Selection
____________

My lighting consists of a 2AA battery pack wired to 4 red and 2 yellow flickering LEDs wired in parallel. A 2 inch diameter hole is drilled in the bottom of each pumpkin for access. This lighting is designed to provide the illusion of a fire burning inside the pumpkin instead of a candle. I'll probably go back an modify the pumpkin base to integrate the lighting into it with the battery pack and switch mounted on the underside of the base and the LEDs on the top side, where the hole in the bottom of the pumpkin will expose them to the inside of the pumpkin.

The upper upright section of the signpost is made of a 1.5 foot length instead of 1 foot, as I feel a 1 foot length makes the upper section appear a bit cramped. This also allows me space to mount different or extra signs to mark the start and end of the trail as well.

As for the street signs, I hit up a local pallet manufacturer for some broken planks from pallets they repair. This provided me with lumber with a naturally broken pointy end to provide directionality, so the signposts will point folks in the direction they need to go. Also, finally! A part for the prop that was free! 

For the signs, I didn't use any sort of brackets. Instead, I used aluminum pipe strapping, which comes in strips or rolls with a hole punched every inch or so. You just cut it to the length you need and screw it into the boards. I'm also contemplating the use of skeletal forearms pointing the way to enhance the pointy signs.

____________

Dataset excerpts
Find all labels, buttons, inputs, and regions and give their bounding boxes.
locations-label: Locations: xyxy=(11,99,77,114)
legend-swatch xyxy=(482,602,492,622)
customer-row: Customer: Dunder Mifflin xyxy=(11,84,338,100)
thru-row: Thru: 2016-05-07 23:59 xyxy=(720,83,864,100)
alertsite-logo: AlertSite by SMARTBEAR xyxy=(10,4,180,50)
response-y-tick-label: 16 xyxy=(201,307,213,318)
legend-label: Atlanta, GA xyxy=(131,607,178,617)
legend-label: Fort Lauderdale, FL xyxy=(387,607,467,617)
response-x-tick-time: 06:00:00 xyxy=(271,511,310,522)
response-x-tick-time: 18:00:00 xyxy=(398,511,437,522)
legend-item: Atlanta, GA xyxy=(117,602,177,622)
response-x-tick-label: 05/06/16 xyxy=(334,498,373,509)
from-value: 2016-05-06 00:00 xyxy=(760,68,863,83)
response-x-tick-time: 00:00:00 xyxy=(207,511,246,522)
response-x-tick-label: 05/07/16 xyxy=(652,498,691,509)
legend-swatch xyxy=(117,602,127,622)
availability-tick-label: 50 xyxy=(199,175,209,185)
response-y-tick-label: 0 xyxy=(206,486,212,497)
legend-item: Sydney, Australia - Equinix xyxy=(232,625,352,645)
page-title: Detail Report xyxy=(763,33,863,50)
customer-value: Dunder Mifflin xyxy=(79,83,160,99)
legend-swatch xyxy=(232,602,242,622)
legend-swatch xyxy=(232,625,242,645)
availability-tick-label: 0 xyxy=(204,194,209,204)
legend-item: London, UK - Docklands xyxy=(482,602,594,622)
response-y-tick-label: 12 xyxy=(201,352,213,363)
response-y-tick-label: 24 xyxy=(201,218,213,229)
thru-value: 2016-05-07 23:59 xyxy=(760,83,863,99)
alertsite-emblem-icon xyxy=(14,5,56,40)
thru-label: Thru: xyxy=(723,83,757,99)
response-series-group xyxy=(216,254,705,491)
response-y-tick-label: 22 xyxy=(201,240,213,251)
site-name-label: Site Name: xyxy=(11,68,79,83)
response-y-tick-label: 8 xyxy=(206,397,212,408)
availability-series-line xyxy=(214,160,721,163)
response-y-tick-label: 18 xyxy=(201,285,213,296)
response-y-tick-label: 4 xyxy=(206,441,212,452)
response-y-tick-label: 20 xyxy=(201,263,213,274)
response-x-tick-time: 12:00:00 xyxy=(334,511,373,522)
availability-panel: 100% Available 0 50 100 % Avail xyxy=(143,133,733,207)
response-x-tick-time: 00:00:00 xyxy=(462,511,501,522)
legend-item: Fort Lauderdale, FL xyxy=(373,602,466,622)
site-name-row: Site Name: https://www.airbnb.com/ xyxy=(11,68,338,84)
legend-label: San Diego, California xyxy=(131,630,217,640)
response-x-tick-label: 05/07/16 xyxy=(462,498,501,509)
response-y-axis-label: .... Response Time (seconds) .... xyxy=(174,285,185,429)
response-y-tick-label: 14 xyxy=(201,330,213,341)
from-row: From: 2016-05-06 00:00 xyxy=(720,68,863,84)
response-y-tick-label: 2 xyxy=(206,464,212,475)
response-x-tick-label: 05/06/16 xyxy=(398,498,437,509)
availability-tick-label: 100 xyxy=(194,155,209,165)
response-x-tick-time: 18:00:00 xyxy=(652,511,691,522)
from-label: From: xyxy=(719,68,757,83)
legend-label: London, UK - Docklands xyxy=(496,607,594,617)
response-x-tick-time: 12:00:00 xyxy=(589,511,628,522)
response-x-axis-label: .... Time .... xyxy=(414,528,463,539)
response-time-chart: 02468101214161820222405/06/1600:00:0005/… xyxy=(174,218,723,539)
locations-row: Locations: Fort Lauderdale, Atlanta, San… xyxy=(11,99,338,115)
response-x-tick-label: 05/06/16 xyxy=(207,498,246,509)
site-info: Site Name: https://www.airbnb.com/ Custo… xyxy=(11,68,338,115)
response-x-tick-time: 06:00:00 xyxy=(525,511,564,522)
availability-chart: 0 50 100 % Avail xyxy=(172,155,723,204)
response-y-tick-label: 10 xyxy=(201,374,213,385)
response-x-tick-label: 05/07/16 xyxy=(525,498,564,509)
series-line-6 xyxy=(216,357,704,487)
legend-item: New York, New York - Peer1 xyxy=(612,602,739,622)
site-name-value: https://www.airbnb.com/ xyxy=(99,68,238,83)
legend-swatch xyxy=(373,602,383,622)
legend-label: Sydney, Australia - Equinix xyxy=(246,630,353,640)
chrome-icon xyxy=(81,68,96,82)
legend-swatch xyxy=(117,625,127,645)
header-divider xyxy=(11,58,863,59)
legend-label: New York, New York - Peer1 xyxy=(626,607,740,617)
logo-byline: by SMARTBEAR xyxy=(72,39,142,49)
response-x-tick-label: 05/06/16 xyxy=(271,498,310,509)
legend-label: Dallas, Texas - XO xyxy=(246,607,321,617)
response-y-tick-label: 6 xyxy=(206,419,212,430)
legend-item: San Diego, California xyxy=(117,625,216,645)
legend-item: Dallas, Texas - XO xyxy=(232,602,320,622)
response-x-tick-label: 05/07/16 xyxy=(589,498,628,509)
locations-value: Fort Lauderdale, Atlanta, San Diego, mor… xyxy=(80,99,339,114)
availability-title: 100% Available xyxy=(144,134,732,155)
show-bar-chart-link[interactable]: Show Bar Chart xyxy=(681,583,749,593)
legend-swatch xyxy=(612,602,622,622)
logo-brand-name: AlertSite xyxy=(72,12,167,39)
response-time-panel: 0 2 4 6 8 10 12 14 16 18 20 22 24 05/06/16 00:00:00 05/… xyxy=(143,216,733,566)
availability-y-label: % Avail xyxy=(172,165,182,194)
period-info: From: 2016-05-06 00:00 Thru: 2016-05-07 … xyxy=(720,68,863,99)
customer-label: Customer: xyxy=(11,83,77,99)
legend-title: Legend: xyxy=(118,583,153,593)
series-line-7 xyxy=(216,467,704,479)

____________

Exercise goal
Can you take the pumpkin-and-signpost build notes further, picking up right after their last sentence? The data comes from a different source than the build notes.

Response to this exercise
For the bottom base, I mounted a 1 1/2 inch ABS pipe cap to a 1.5 foot square panel of plywood with a screw, then built a temporary 6 inch deep box around the plywood panel. I places a 5 inch section of 1 1/2 inch ABS pipe and a matching pipe coupler into the pipe cap attached to the plywood and then filled the box with concrete. Once dried, I removed the temporary box and could attach the signpost to the concrete block using the pipe coupler. In the off season, the signposts can be removed and and placed in the rafters, while the concrete bases can be stacked in a corner.

I've got two more of these to make. #2 will use 3 60-degree elbows and #3 will use 4 90-degree elbows. Again, a lack of uniformity enhances the concept. I also plan to use some of the scrap pipe to experiment with heat guns, to see if the ABS pipe will retain curvature the same way PVC does. I'll post pics of my own from the build of #2.


----------



## hallowicked (Mar 27, 2013)

Figured I would give this a bump seeing as we only have a month to go.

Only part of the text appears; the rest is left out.